(Records from a data source)
+ + + + +

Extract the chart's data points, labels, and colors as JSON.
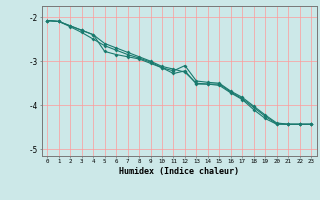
{
  "xlabel": "Humidex (Indice chaleur)",
  "background_color": "#cce8e8",
  "grid_color": "#ff9999",
  "line_color": "#1a7a6e",
  "xlim": [
    -0.5,
    23.5
  ],
  "ylim": [
    -5.15,
    -1.75
  ],
  "yticks": [
    -5,
    -4,
    -3,
    -2
  ],
  "xticks": [
    0,
    1,
    2,
    3,
    4,
    5,
    6,
    7,
    8,
    9,
    10,
    11,
    12,
    13,
    14,
    15,
    16,
    17,
    18,
    19,
    20,
    21,
    22,
    23
  ],
  "line1_x": [
    0,
    1,
    2,
    3,
    4,
    5,
    6,
    7,
    8,
    9,
    10,
    11,
    12,
    13,
    14,
    15,
    16,
    17,
    18,
    19,
    20,
    21,
    22,
    23
  ],
  "line1_y": [
    -2.08,
    -2.1,
    -2.2,
    -2.3,
    -2.4,
    -2.6,
    -2.7,
    -2.8,
    -2.9,
    -3.0,
    -3.12,
    -3.18,
    -3.25,
    -3.5,
    -3.52,
    -3.55,
    -3.72,
    -3.87,
    -4.1,
    -4.3,
    -4.43,
    -4.43,
    -4.43,
    -4.43
  ],
  "line2_x": [
    0,
    1,
    2,
    3,
    4,
    5,
    6,
    7,
    8,
    9,
    10,
    11,
    12,
    13,
    14,
    15,
    16,
    17,
    18,
    19,
    20,
    21,
    22,
    23
  ],
  "line2_y": [
    -2.08,
    -2.1,
    -2.2,
    -2.3,
    -2.4,
    -2.78,
    -2.85,
    -2.9,
    -2.95,
    -3.05,
    -3.15,
    -3.22,
    -3.1,
    -3.45,
    -3.48,
    -3.5,
    -3.68,
    -3.82,
    -4.02,
    -4.22,
    -4.4,
    -4.43,
    -4.43,
    -4.43
  ],
  "line3_x": [
    0,
    1,
    2,
    3,
    4,
    5,
    6,
    7,
    8,
    9,
    10,
    11,
    12,
    13,
    14,
    15,
    16,
    17,
    18,
    19,
    20,
    21,
    22,
    23
  ],
  "line3_y": [
    -2.08,
    -2.1,
    -2.22,
    -2.35,
    -2.5,
    -2.65,
    -2.75,
    -2.85,
    -2.93,
    -3.02,
    -3.15,
    -3.28,
    -3.22,
    -3.52,
    -3.52,
    -3.52,
    -3.7,
    -3.85,
    -4.05,
    -4.25,
    -4.42,
    -4.43,
    -4.43,
    -4.43
  ]
}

+ + + + +

WHAT THE TASK REQUIRES >> Exclude the images, then output the data above word for word.

IN RESPONSE >>
Extract the chart's data points, labels, and colors as JSON.
{
  "xlabel": "Humidex (Indice chaleur)",
  "background_color": "#cce8e8",
  "grid_color": "#ff9999",
  "line_color": "#1a7a6e",
  "xlim": [
    -0.5,
    23.5
  ],
  "ylim": [
    -5.15,
    -1.75
  ],
  "yticks": [
    -5,
    -4,
    -3,
    -2
  ],
  "xticks": [
    0,
    1,
    2,
    3,
    4,
    5,
    6,
    7,
    8,
    9,
    10,
    11,
    12,
    13,
    14,
    15,
    16,
    17,
    18,
    19,
    20,
    21,
    22,
    23
  ],
  "line1_x": [
    0,
    1,
    2,
    3,
    4,
    5,
    6,
    7,
    8,
    9,
    10,
    11,
    12,
    13,
    14,
    15,
    16,
    17,
    18,
    19,
    20,
    21,
    22,
    23
  ],
  "line1_y": [
    -2.08,
    -2.1,
    -2.2,
    -2.3,
    -2.4,
    -2.6,
    -2.7,
    -2.8,
    -2.9,
    -3.0,
    -3.12,
    -3.18,
    -3.25,
    -3.5,
    -3.52,
    -3.55,
    -3.72,
    -3.87,
    -4.1,
    -4.3,
    -4.43,
    -4.43,
    -4.43,
    -4.43
  ],
  "line2_x": [
    0,
    1,
    2,
    3,
    4,
    5,
    6,
    7,
    8,
    9,
    10,
    11,
    12,
    13,
    14,
    15,
    16,
    17,
    18,
    19,
    20,
    21,
    22,
    23
  ],
  "line2_y": [
    -2.08,
    -2.1,
    -2.2,
    -2.3,
    -2.4,
    -2.78,
    -2.85,
    -2.9,
    -2.95,
    -3.05,
    -3.15,
    -3.22,
    -3.1,
    -3.45,
    -3.48,
    -3.5,
    -3.68,
    -3.82,
    -4.02,
    -4.22,
    -4.4,
    -4.43,
    -4.43,
    -4.43
  ],
  "line3_x": [
    0,
    1,
    2,
    3,
    4,
    5,
    6,
    7,
    8,
    9,
    10,
    11,
    12,
    13,
    14,
    15,
    16,
    17,
    18,
    19,
    20,
    21,
    22,
    23
  ],
  "line3_y": [
    -2.08,
    -2.1,
    -2.22,
    -2.35,
    -2.5,
    -2.65,
    -2.75,
    -2.85,
    -2.93,
    -3.02,
    -3.15,
    -3.28,
    -3.22,
    -3.52,
    -3.52,
    -3.52,
    -3.7,
    -3.85,
    -4.05,
    -4.25,
    -4.42,
    -4.43,
    -4.43,
    -4.43
  ]
}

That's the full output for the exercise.